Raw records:
_ _ _ _ _
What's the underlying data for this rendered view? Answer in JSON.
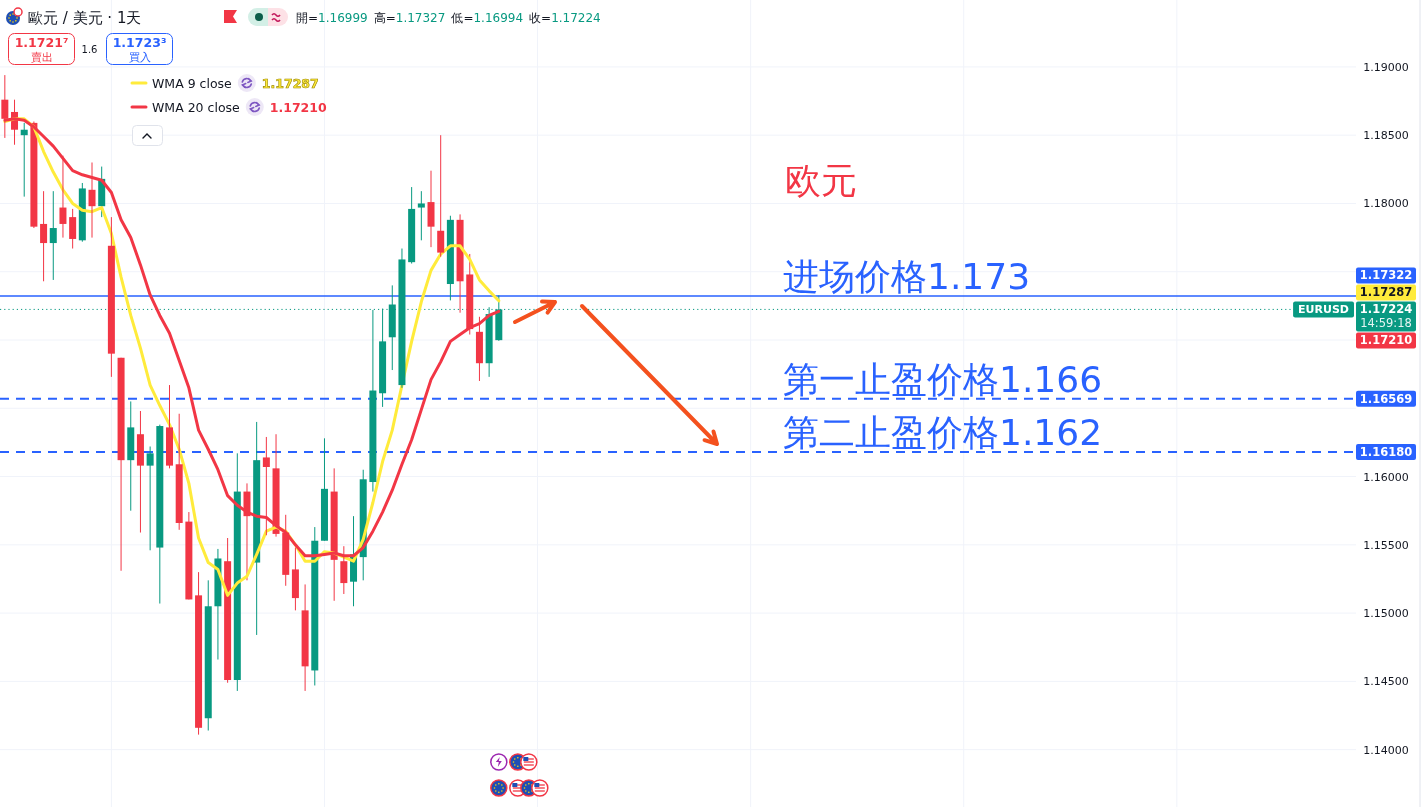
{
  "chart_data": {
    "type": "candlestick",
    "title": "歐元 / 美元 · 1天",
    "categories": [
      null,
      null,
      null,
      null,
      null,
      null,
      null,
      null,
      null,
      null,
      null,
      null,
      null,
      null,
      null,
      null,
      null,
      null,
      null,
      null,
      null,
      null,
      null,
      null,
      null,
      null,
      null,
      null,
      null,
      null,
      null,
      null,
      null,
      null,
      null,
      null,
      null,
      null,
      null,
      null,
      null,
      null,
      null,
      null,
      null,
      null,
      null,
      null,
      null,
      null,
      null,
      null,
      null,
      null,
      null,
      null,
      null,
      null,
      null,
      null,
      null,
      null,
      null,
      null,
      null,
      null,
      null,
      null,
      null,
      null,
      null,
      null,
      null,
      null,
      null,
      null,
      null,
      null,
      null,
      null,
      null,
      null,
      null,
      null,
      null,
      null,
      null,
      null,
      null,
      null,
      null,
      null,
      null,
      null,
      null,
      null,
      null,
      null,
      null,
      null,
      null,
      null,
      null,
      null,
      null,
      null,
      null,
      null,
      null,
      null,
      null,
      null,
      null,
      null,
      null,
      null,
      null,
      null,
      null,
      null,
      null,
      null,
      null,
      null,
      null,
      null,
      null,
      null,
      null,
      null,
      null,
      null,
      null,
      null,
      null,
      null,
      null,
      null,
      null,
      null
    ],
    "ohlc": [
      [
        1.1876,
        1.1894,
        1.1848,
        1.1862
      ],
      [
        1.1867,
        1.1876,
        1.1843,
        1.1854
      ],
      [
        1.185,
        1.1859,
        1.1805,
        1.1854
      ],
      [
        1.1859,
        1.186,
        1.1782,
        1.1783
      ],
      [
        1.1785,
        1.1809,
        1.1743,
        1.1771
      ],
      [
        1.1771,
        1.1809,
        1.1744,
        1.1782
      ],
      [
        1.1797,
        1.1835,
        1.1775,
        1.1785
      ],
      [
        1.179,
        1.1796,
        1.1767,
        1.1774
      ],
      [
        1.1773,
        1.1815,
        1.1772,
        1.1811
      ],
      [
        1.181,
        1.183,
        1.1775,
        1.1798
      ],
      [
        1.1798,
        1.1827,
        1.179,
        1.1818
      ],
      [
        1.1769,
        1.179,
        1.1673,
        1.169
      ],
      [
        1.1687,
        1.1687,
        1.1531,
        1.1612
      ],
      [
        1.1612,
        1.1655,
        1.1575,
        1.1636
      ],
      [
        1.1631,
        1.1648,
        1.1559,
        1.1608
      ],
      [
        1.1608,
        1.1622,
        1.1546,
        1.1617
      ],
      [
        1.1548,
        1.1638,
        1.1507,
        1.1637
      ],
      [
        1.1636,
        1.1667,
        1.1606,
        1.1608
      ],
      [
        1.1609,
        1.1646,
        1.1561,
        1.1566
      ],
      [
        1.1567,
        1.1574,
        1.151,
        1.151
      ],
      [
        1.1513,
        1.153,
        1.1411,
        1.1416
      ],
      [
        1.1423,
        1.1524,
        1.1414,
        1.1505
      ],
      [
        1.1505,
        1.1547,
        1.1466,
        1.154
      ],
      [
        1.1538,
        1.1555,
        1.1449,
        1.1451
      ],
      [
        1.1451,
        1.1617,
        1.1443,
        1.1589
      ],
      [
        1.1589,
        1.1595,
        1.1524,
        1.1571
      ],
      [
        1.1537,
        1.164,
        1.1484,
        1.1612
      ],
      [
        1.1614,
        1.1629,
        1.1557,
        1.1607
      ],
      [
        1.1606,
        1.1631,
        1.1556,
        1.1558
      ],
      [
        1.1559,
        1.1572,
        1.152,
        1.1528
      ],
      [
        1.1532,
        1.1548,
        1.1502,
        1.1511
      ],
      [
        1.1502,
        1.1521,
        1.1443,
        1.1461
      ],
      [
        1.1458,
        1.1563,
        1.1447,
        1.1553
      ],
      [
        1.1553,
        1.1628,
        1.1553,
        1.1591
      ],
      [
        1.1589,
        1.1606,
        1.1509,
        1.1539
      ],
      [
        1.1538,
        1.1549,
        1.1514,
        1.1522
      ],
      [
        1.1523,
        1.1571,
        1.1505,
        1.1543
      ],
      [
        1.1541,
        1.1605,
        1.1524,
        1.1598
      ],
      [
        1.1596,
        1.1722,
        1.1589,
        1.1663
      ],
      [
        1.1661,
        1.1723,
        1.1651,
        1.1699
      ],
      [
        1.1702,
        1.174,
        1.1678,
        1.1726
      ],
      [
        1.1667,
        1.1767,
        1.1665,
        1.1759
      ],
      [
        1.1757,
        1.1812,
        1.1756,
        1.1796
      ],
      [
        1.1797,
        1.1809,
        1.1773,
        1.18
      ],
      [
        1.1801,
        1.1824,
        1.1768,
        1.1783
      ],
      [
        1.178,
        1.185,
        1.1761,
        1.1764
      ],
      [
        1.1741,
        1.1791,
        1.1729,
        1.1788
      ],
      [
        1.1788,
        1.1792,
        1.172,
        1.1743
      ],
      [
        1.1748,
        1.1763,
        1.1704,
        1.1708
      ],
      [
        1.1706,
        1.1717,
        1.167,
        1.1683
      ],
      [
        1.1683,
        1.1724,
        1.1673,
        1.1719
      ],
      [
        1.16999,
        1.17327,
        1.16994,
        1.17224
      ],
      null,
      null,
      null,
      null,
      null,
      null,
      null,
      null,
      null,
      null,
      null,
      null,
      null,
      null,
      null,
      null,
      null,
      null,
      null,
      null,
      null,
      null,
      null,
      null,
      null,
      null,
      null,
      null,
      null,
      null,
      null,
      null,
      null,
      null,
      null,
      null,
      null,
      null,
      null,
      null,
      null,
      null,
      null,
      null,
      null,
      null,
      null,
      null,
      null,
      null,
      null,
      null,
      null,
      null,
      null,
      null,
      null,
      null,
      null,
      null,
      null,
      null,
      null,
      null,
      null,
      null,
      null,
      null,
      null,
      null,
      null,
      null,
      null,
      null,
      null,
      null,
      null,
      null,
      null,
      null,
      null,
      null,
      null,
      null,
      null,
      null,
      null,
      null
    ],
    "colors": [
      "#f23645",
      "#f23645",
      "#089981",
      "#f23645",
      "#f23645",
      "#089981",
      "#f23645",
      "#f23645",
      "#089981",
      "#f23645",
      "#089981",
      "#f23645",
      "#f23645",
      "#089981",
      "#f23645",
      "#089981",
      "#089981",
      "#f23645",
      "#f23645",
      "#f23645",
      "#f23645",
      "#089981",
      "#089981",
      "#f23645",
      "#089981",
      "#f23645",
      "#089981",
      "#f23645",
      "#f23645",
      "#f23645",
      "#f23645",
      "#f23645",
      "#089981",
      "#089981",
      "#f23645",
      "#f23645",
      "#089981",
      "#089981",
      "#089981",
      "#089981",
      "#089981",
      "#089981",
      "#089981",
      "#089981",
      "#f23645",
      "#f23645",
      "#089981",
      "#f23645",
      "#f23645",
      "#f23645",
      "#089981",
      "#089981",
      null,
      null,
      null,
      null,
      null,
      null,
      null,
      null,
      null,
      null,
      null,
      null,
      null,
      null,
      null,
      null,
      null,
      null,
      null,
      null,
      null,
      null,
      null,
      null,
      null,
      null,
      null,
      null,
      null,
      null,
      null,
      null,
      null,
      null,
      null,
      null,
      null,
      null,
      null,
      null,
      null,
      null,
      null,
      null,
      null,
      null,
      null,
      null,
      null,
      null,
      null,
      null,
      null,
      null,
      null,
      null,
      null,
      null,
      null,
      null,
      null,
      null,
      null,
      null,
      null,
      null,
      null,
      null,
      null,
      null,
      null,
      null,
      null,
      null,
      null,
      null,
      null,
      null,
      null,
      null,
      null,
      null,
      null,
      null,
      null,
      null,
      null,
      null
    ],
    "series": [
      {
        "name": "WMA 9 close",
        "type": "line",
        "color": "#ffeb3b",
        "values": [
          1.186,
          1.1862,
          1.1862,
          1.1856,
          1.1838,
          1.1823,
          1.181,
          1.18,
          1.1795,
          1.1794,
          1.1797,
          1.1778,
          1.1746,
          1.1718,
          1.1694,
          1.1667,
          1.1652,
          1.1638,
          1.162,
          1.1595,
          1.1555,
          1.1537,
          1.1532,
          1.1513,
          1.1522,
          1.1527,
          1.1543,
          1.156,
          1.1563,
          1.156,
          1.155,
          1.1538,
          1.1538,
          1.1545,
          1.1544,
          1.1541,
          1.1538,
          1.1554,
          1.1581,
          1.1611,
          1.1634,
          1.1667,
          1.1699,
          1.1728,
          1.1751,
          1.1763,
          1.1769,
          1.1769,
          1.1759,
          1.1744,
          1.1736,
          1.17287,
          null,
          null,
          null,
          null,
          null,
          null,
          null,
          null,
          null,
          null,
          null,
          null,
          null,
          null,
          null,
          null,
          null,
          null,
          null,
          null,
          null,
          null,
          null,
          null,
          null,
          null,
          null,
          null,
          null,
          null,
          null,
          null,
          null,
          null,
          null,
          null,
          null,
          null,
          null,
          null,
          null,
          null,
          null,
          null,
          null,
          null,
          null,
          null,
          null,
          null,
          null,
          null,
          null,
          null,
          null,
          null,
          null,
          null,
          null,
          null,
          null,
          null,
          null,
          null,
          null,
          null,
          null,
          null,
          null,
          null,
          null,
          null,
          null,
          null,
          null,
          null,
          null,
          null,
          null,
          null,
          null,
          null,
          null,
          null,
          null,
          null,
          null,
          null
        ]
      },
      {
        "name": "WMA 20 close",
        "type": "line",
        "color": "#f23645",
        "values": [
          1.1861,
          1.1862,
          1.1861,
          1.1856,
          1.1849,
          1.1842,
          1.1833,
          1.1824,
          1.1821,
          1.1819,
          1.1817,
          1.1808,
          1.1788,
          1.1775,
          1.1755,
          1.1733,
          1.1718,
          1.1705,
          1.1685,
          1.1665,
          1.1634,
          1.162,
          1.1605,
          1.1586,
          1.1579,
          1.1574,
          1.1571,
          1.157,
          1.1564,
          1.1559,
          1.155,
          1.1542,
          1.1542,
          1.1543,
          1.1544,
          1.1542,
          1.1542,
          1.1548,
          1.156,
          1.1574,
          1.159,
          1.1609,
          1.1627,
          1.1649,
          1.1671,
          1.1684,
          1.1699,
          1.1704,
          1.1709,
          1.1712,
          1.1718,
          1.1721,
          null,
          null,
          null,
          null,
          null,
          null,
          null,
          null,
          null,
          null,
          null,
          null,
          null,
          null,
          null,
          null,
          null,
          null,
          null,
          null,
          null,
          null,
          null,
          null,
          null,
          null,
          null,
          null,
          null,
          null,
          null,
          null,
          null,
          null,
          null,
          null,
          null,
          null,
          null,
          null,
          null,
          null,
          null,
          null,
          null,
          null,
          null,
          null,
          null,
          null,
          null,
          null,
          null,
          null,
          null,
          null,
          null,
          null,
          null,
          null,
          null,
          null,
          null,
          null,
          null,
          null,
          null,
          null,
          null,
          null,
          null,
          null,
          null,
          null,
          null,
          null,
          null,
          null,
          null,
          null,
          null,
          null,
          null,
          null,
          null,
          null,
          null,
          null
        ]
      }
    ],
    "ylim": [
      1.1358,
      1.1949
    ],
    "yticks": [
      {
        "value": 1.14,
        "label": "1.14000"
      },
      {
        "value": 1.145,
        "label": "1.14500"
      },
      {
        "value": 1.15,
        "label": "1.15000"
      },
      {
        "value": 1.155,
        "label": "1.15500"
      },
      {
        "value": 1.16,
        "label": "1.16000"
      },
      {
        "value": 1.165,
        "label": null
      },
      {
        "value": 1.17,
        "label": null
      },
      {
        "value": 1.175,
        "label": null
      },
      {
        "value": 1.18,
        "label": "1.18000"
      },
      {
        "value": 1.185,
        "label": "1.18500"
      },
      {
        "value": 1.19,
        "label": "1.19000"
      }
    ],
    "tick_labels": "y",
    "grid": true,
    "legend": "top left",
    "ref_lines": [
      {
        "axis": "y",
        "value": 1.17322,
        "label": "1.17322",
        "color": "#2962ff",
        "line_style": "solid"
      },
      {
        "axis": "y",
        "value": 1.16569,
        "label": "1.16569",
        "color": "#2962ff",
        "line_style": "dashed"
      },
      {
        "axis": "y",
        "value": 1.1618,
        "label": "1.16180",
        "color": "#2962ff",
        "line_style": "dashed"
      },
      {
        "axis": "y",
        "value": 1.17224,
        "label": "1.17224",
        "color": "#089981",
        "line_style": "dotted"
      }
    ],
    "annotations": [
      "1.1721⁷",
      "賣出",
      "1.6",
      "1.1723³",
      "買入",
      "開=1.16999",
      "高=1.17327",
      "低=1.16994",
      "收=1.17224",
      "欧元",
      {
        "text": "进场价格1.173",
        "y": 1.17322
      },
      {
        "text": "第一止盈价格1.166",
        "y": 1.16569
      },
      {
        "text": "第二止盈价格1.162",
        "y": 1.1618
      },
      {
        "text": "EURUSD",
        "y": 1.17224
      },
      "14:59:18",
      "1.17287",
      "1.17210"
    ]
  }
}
_ _ _ _ _
■ What is needed
Take every line from the records above that has the word "text" and copy it.

■ Response
        "text": "进场价格1.173",
        "text": "第一止盈价格1.166",
        "text": "第二止盈价格1.162",
        "text": "EURUSD",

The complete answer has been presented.